◆ Data excerpts ◆
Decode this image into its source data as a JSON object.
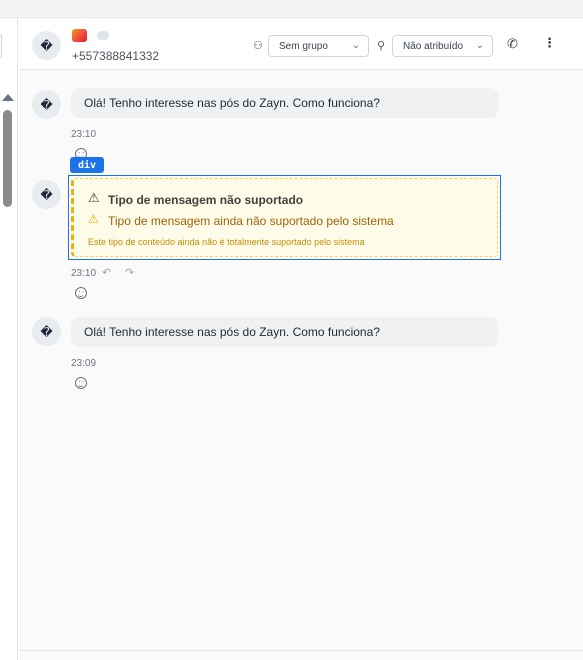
{
  "header": {
    "avatar_glyph": "�",
    "phone": "+557388841332",
    "group_select": "Sem grupo",
    "assign_select": "Não atribuído",
    "icons": [
      "users-icon",
      "user-icon",
      "phone-icon",
      "more-vertical-icon",
      "chevron-down-icon"
    ]
  },
  "messages": [
    {
      "avatar_glyph": "�",
      "text": "Olá! Tenho interesse nas pós do Zayn. Como funciona?",
      "time": "23:10"
    },
    {
      "avatar_glyph": "�",
      "unsupported": {
        "title": "Tipo de mensagem não suportado",
        "subtitle": "Tipo de mensagem ainda não suportado pelo sistema",
        "note": "Este tipo de conteúdo ainda não é totalmente suportado pelo sistema"
      },
      "time": "23:10"
    },
    {
      "avatar_glyph": "�",
      "text": "Olá! Tenho interesse nas pós do Zayn. Como funciona?",
      "time": "23:09"
    }
  ],
  "inspector_tag": "div",
  "colors": {
    "accent": "#1a73e8",
    "warning_bg": "#fefce8",
    "warning_border": "#eab308",
    "bubble_bg": "#f0f1f3"
  }
}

◆ Given instruction ◆
Reproduce every entry word for word, but skip any pictures.

◆ Result below ◆
Decode this image into its source data as a JSON object.
{
  "header": {
    "avatar_glyph": "�",
    "phone": "+557388841332",
    "group_select": "Sem grupo",
    "assign_select": "Não atribuído",
    "icons": [
      "users-icon",
      "user-icon",
      "phone-icon",
      "more-vertical-icon",
      "chevron-down-icon"
    ]
  },
  "messages": [
    {
      "avatar_glyph": "�",
      "text": "Olá! Tenho interesse nas pós do Zayn. Como funciona?",
      "time": "23:10"
    },
    {
      "avatar_glyph": "�",
      "unsupported": {
        "title": "Tipo de mensagem não suportado",
        "subtitle": "Tipo de mensagem ainda não suportado pelo sistema",
        "note": "Este tipo de conteúdo ainda não é totalmente suportado pelo sistema"
      },
      "time": "23:10"
    },
    {
      "avatar_glyph": "�",
      "text": "Olá! Tenho interesse nas pós do Zayn. Como funciona?",
      "time": "23:09"
    }
  ],
  "inspector_tag": "div",
  "colors": {
    "accent": "#1a73e8",
    "warning_bg": "#fefce8",
    "warning_border": "#eab308",
    "bubble_bg": "#f0f1f3"
  }
}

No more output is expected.